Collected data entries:
○ ○ ○ ○
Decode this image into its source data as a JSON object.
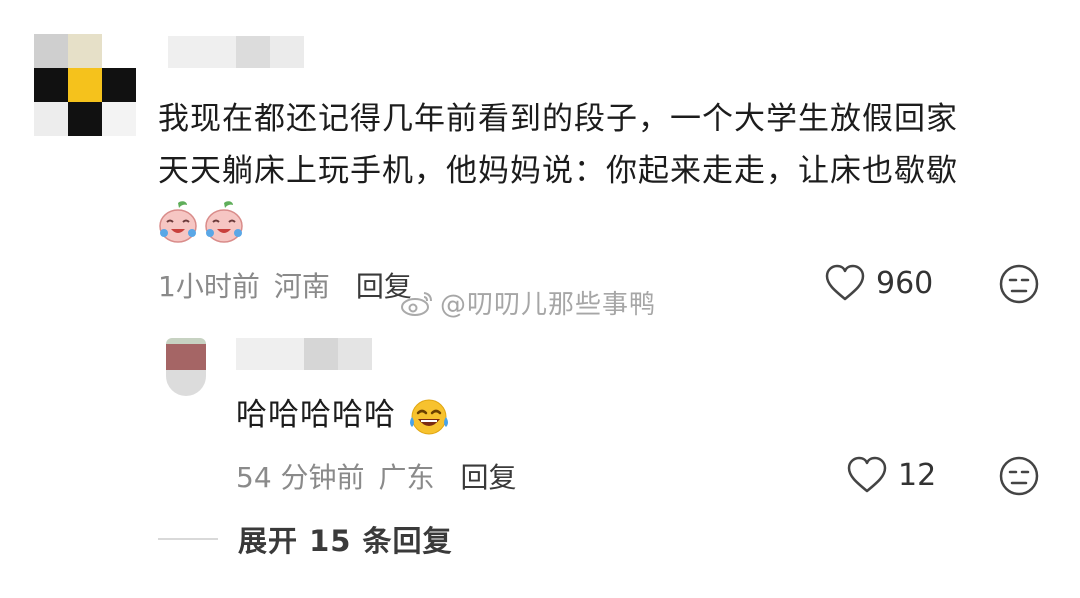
{
  "comment": {
    "text_line1": "我现在都还记得几年前看到的段子，一个大学生放假回家",
    "text_line2": "天天躺床上玩手机，他妈妈说：你起来走走，让床也歇歇",
    "emoji_icons": [
      "crying-laughing-peach-icon",
      "crying-laughing-peach-icon"
    ],
    "time": "1小时前",
    "location": "河南",
    "reply_label": "回复",
    "likes": "960"
  },
  "reply": {
    "text": "哈哈哈哈哈",
    "emoji_icon": "tears-of-joy-icon",
    "time": "54 分钟前",
    "location": "广东",
    "reply_label": "回复",
    "likes": "12"
  },
  "expand": {
    "label": "展开 15 条回复"
  },
  "watermark": {
    "text": "@叨叨儿那些事鸭",
    "icon": "weibo-logo-icon"
  },
  "colors": {
    "avatar_yellow": "#f5c21c",
    "reply_avatar_red": "#a56565",
    "meta_gray": "#8a8a8a"
  }
}
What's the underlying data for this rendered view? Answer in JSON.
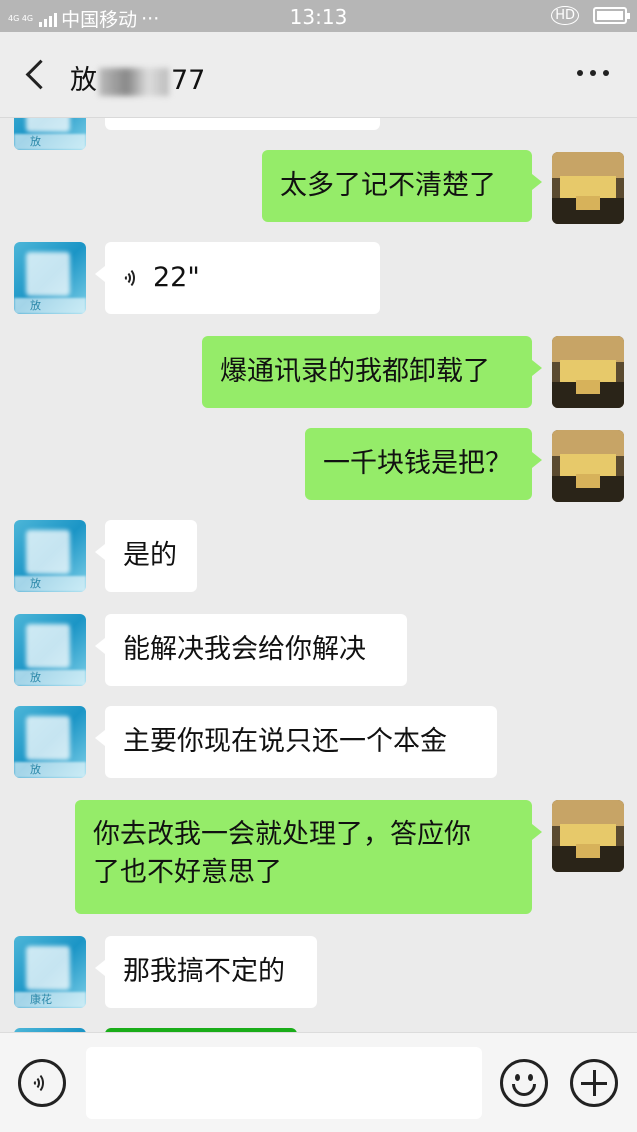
{
  "status_bar": {
    "network_small": "4G 4G",
    "carrier": "中国移动",
    "dots": "···",
    "time": "13:13",
    "hd_label": "HD"
  },
  "header": {
    "title_prefix": "放",
    "title_suffix": "77",
    "back_icon": "chevron-left-icon",
    "more_icon": "more-dots-icon"
  },
  "contact": {
    "avatar_label_1": "放",
    "avatar_label_2": "放",
    "avatar_label_3": "放",
    "avatar_label_4": "放",
    "avatar_label_5": "康花"
  },
  "messages": [
    {
      "side": "right",
      "text": "太多了记不清楚了"
    },
    {
      "side": "left",
      "type": "voice",
      "duration": "22\""
    },
    {
      "side": "right",
      "text": "爆通讯录的我都卸载了"
    },
    {
      "side": "right",
      "text": "一千块钱是把？"
    },
    {
      "side": "left",
      "text": "是的"
    },
    {
      "side": "left",
      "text": "能解决我会给你解决"
    },
    {
      "side": "left",
      "text": "主要你现在说只还一个本金"
    },
    {
      "side": "right",
      "text_line1": "你去改我一会就处理了，答应你",
      "text_line2": "了也不好意思了"
    },
    {
      "side": "left",
      "text": "那我搞不定的"
    }
  ],
  "input_bar": {
    "voice_icon": "voice-input-icon",
    "emoji_icon": "smile-icon",
    "plus_icon": "plus-icon",
    "text_value": ""
  },
  "colors": {
    "chat_bg": "#ebebeb",
    "my_bubble": "#95ec69",
    "their_bubble": "#ffffff",
    "status_bar": "#b6b6b6"
  }
}
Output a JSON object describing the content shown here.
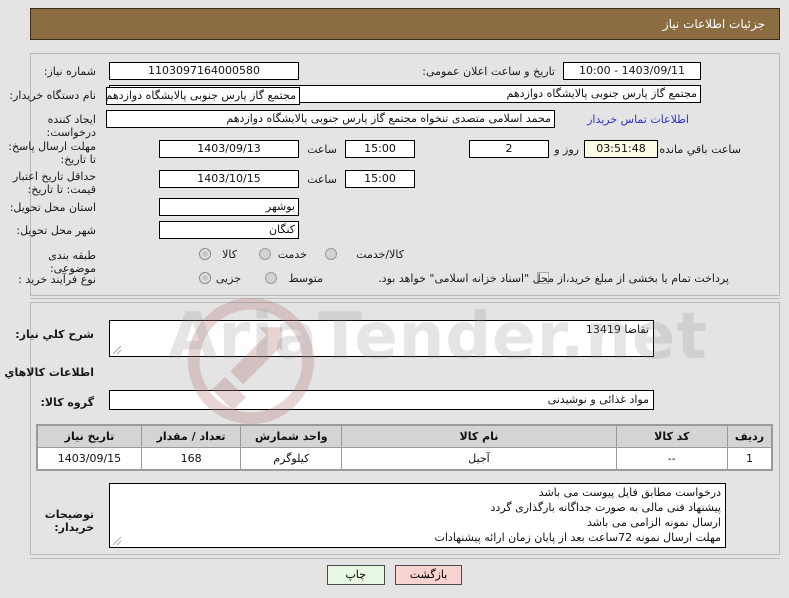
○ ○ ○ ○
▶ [WRITTEN REQUEST]:
All of the entries above should be copied exactly, except for the pictures.

▶ [THE ANSWER]:
Decode this image into its source data as a JSON object.
{
  "comment": {
    "text_line1": "我现在都还记得几年前看到的段子，一个大学生放假回家",
    "text_line2": "天天躺床上玩手机，他妈妈说：你起来走走，让床也歇歇",
    "emoji_icons": [
      "crying-laughing-peach-icon",
      "crying-laughing-peach-icon"
    ],
    "time": "1小时前",
    "location": "河南",
    "reply_label": "回复",
    "likes": "960"
  },
  "reply": {
    "text": "哈哈哈哈哈",
    "emoji_icon": "tears-of-joy-icon",
    "time": "54 分钟前",
    "location": "广东",
    "reply_label": "回复",
    "likes": "12"
  },
  "expand": {
    "label": "展开 15 条回复"
  },
  "watermark": {
    "text": "@叨叨儿那些事鸭",
    "icon": "weibo-logo-icon"
  },
  "colors": {
    "avatar_yellow": "#f5c21c",
    "reply_avatar_red": "#a56565",
    "meta_gray": "#8a8a8a"
  }
}
What's the underlying data for this rendered view? Answer in JSON.
{
  "status_bar": {
    "network_small": "4G 4G",
    "carrier": "中国移动",
    "dots": "···",
    "time": "13:13",
    "hd_label": "HD"
  },
  "header": {
    "title_prefix": "放",
    "title_suffix": "77",
    "back_icon": "chevron-left-icon",
    "more_icon": "more-dots-icon"
  },
  "contact": {
    "avatar_label_1": "放",
    "avatar_label_2": "放",
    "avatar_label_3": "放",
    "avatar_label_4": "放",
    "avatar_label_5": "康花"
  },
  "messages": [
    {
      "side": "right",
      "text": "太多了记不清楚了"
    },
    {
      "side": "left",
      "type": "voice",
      "duration": "22\""
    },
    {
      "side": "right",
      "text": "爆通讯录的我都卸载了"
    },
    {
      "side": "right",
      "text": "一千块钱是把？"
    },
    {
      "side": "left",
      "text": "是的"
    },
    {
      "side": "left",
      "text": "能解决我会给你解决"
    },
    {
      "side": "left",
      "text": "主要你现在说只还一个本金"
    },
    {
      "side": "right",
      "text_line1": "你去改我一会就处理了，答应你",
      "text_line2": "了也不好意思了"
    },
    {
      "side": "left",
      "text": "那我搞不定的"
    }
  ],
  "input_bar": {
    "voice_icon": "voice-input-icon",
    "emoji_icon": "smile-icon",
    "plus_icon": "plus-icon",
    "text_value": ""
  },
  "colors": {
    "chat_bg": "#ebebeb",
    "my_bubble": "#95ec69",
    "their_bubble": "#ffffff",
    "status_bar": "#b6b6b6"
  }
}
Output a JSON object describing the content shown here.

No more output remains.